--- BEGIN ---

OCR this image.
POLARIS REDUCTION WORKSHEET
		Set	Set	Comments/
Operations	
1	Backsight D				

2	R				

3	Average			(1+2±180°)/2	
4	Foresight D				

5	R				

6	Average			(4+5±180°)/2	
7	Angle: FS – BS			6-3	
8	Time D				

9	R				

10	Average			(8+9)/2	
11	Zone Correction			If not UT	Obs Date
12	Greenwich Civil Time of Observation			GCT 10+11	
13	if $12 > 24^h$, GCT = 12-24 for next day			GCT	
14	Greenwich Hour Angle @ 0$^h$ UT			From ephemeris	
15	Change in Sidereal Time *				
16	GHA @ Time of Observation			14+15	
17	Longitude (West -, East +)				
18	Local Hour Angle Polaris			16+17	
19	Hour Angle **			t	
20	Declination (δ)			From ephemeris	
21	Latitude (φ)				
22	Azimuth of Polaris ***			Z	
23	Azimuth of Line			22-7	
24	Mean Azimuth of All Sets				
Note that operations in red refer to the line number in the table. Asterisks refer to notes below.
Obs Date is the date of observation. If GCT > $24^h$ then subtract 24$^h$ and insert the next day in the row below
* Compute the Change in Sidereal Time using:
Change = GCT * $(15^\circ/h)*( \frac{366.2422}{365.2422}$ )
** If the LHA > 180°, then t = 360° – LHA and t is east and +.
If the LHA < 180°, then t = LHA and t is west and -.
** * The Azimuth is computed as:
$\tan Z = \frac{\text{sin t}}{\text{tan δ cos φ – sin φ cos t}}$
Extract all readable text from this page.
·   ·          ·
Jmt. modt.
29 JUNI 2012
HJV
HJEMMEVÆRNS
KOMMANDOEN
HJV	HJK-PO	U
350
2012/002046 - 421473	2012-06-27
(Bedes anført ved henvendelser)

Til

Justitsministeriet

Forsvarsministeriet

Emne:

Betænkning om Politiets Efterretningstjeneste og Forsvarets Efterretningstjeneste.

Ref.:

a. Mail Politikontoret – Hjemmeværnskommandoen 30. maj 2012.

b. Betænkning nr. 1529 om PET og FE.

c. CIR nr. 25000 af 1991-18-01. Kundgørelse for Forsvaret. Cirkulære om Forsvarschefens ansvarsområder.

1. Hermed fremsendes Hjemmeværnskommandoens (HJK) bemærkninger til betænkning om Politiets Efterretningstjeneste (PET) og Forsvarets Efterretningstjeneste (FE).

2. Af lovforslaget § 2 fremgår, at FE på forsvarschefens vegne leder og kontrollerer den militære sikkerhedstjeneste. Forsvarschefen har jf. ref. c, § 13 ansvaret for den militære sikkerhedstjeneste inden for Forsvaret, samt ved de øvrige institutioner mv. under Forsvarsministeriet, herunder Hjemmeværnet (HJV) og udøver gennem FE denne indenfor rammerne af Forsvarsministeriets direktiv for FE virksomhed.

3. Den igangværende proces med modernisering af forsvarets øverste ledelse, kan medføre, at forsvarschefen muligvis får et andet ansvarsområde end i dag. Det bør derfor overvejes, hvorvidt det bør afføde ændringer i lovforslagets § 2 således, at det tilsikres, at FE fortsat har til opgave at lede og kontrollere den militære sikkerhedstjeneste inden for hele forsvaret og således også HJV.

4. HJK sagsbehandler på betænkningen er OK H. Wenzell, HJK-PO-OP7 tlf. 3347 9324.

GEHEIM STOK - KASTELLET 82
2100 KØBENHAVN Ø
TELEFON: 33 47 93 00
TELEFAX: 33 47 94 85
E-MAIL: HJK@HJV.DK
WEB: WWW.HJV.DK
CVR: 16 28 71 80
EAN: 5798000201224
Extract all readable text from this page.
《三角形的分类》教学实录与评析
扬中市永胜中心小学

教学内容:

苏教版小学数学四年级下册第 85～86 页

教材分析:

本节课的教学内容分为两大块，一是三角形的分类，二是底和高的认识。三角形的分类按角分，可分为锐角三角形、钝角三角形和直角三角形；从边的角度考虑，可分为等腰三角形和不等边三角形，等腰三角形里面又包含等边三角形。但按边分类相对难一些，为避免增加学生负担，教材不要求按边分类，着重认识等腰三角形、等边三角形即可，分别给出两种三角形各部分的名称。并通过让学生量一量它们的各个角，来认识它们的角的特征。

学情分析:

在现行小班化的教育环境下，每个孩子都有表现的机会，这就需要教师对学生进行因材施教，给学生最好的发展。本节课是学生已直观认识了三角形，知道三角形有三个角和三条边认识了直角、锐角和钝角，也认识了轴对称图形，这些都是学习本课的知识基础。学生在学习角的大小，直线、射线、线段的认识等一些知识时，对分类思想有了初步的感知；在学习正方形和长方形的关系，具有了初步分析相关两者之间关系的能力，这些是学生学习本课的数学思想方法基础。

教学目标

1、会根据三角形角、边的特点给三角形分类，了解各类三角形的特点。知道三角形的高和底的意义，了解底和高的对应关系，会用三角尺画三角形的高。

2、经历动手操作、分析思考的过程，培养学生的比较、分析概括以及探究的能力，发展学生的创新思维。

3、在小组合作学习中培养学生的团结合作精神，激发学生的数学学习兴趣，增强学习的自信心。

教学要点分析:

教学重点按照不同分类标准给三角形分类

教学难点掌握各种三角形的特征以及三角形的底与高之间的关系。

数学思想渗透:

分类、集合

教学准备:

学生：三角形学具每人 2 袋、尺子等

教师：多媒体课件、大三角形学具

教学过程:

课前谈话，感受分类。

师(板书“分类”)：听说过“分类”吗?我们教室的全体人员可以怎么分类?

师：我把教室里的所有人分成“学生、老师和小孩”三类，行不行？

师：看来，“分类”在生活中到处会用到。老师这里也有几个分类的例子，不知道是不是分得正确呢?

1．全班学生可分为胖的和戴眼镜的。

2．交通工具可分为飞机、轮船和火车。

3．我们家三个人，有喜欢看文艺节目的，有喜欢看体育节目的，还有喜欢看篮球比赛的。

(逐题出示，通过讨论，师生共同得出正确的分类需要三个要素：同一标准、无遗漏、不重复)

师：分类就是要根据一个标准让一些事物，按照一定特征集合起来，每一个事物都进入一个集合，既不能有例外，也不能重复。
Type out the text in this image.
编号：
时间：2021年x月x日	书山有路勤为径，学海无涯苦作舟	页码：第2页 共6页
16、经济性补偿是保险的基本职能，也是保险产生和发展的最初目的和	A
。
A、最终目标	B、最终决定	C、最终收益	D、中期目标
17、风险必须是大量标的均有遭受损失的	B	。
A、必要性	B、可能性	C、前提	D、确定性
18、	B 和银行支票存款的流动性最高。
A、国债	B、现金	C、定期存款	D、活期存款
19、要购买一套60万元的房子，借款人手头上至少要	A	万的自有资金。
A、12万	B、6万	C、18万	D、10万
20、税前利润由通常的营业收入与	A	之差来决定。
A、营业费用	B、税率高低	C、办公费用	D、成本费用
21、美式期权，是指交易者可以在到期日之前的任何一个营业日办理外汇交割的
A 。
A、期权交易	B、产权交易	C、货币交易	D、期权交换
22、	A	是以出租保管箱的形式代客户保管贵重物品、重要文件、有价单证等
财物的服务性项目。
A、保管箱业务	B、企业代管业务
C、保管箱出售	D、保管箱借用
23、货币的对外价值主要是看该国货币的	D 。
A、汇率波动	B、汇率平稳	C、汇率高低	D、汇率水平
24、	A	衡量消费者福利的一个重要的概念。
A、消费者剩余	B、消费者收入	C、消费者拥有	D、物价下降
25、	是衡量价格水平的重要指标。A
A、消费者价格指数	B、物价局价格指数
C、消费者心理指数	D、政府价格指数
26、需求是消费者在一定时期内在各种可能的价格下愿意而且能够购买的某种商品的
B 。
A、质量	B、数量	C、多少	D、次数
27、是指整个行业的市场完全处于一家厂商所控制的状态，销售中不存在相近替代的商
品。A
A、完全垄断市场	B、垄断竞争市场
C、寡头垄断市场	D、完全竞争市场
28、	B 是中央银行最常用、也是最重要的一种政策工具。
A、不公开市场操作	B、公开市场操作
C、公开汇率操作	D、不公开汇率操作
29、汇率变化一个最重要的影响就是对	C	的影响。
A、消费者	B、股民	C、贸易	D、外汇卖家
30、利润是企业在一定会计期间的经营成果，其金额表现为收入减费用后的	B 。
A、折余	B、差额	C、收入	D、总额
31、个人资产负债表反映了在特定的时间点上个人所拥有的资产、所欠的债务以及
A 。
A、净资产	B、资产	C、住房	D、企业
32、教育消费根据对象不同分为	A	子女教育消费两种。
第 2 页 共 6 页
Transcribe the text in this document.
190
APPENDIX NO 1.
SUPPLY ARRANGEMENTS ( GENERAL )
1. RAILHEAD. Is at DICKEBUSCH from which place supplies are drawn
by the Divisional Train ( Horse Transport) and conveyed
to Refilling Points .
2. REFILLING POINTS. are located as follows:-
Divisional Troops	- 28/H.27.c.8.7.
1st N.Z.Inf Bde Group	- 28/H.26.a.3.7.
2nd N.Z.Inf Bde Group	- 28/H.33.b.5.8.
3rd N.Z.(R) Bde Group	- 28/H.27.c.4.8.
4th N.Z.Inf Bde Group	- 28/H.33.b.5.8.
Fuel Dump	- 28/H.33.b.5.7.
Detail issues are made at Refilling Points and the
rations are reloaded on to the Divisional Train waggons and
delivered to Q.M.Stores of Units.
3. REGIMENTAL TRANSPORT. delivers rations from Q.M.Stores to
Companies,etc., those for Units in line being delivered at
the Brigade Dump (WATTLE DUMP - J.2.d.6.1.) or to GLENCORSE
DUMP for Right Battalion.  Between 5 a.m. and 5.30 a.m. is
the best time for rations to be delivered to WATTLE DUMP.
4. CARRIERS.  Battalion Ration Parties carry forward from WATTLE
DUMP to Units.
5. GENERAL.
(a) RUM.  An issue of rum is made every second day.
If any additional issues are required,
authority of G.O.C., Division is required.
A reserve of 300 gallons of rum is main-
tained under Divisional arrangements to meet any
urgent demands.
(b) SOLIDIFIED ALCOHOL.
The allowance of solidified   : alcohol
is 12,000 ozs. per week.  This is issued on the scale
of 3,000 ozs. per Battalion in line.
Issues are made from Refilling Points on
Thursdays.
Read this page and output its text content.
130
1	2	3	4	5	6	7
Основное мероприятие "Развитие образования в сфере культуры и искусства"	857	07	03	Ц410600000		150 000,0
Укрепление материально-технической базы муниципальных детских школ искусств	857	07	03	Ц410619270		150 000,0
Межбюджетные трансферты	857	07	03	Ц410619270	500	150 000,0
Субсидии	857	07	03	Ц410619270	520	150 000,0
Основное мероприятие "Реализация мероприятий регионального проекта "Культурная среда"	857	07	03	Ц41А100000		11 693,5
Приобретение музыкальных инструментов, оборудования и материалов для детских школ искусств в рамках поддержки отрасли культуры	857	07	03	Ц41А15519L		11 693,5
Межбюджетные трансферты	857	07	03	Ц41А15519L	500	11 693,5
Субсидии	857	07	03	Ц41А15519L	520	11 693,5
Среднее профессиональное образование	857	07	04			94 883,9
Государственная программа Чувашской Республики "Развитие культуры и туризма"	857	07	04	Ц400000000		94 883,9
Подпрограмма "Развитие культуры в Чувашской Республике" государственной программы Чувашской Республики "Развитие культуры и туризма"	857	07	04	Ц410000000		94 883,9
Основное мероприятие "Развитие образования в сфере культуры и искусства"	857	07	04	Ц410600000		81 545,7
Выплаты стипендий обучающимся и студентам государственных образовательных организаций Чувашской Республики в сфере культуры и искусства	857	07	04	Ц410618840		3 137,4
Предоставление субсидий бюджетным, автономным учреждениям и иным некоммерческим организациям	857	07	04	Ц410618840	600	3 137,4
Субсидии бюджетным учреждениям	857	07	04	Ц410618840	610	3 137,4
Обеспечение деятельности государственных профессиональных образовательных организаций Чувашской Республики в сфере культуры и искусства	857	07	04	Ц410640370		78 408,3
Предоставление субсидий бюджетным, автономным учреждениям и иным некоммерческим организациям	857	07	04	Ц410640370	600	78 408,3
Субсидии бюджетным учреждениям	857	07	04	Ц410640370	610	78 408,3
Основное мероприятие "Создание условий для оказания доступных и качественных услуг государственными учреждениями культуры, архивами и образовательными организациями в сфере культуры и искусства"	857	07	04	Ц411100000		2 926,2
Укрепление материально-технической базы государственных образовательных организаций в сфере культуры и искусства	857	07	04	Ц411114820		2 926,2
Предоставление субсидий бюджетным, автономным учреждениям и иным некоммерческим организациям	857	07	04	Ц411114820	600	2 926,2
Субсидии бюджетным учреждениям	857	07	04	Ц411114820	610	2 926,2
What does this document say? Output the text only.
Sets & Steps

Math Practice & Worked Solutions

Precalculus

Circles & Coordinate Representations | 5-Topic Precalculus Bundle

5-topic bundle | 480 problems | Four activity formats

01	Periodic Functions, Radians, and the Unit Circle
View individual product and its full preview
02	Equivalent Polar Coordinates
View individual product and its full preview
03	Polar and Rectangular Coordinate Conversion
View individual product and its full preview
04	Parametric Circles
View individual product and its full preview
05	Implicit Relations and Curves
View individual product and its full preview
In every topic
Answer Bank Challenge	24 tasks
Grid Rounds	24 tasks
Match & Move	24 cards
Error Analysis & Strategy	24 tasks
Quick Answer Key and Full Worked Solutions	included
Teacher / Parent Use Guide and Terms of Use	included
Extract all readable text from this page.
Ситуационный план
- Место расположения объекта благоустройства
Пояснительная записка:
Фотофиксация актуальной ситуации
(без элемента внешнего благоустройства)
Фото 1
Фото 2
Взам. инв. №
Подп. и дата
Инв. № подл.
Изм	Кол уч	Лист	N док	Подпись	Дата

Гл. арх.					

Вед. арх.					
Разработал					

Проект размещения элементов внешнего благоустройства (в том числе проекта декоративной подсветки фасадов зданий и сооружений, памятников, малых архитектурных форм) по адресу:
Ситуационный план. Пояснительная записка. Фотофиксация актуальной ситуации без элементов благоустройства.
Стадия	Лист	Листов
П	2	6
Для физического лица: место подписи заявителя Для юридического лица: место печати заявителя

--- END ---

▶ _AIM_
Consider the entries above and return each line with the string "Stores".

▶ _IN RESPONSE_
delivered to Q.M.Stores of Units.
3. REGIMENTAL TRANSPORT. delivers rations from Q.M.Stores to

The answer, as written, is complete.